_What the exercise asks_
Give the number of lines in the listing below that include the word "surprise", with nothing more.

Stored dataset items
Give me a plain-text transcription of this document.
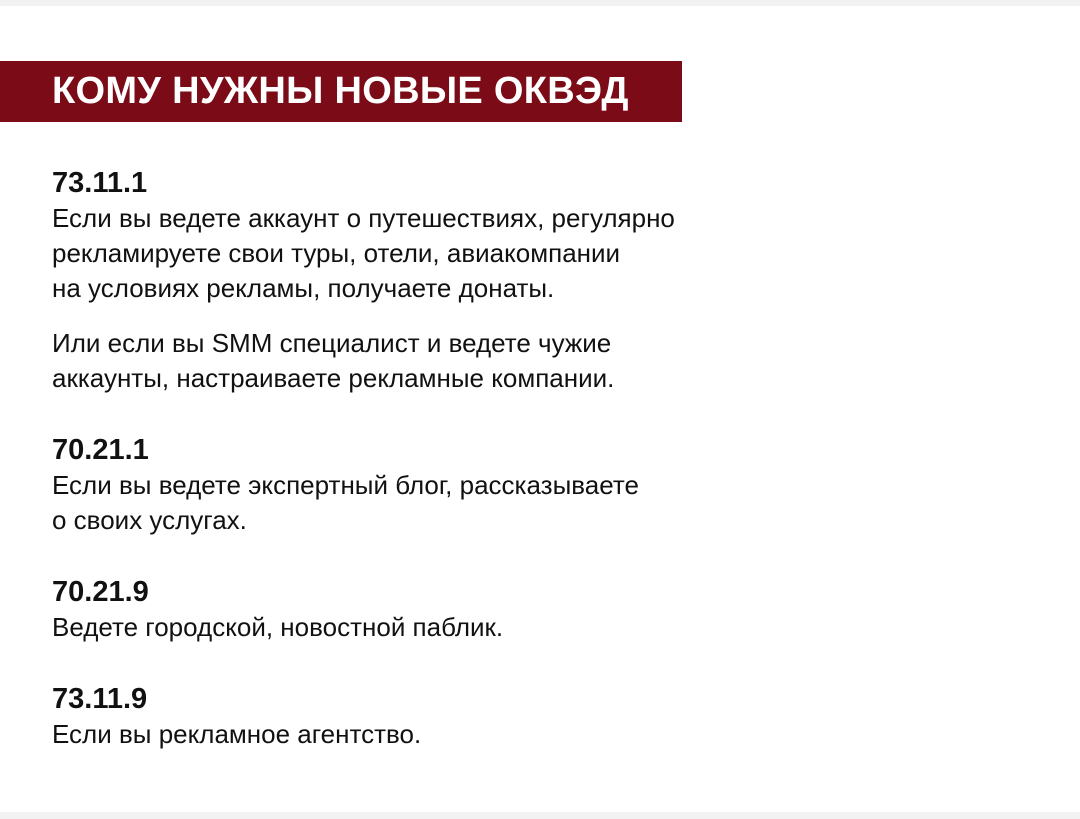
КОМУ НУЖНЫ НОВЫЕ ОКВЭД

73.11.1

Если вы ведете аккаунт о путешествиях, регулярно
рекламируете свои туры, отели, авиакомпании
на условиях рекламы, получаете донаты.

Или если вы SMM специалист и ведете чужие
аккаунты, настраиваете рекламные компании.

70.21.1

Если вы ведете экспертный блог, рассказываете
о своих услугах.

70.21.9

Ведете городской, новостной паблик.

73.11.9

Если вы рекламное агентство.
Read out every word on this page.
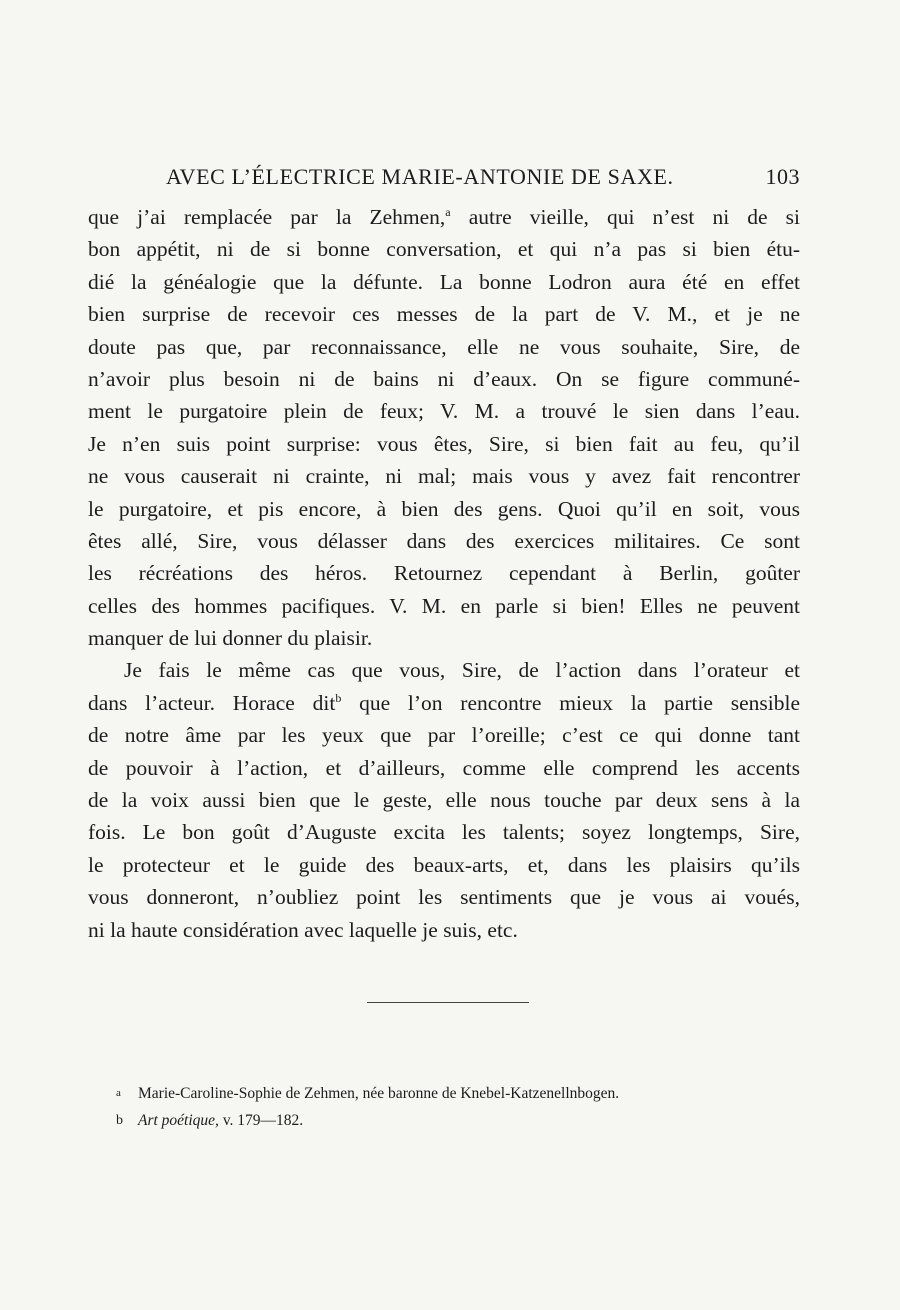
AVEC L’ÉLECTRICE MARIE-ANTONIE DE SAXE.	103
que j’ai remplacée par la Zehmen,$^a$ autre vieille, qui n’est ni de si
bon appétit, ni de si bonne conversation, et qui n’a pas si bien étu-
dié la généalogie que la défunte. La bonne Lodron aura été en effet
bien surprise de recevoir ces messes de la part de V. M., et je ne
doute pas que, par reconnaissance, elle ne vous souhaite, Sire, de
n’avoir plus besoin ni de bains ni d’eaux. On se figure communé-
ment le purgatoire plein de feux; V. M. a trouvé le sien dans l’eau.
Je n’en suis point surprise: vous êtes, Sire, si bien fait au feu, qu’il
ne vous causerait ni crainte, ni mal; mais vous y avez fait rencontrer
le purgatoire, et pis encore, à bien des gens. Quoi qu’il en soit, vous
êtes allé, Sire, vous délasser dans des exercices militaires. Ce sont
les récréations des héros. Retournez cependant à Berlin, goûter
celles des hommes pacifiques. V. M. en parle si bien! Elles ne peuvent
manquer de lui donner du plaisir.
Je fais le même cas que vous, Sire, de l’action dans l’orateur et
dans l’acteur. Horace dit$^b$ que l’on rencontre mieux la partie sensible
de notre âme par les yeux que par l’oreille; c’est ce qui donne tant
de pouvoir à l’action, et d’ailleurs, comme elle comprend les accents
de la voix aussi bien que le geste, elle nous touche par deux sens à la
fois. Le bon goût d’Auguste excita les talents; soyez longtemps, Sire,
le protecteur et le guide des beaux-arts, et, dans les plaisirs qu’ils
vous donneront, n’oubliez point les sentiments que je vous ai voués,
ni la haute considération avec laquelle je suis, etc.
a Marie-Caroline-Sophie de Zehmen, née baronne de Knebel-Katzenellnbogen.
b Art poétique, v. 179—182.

_Written response_
2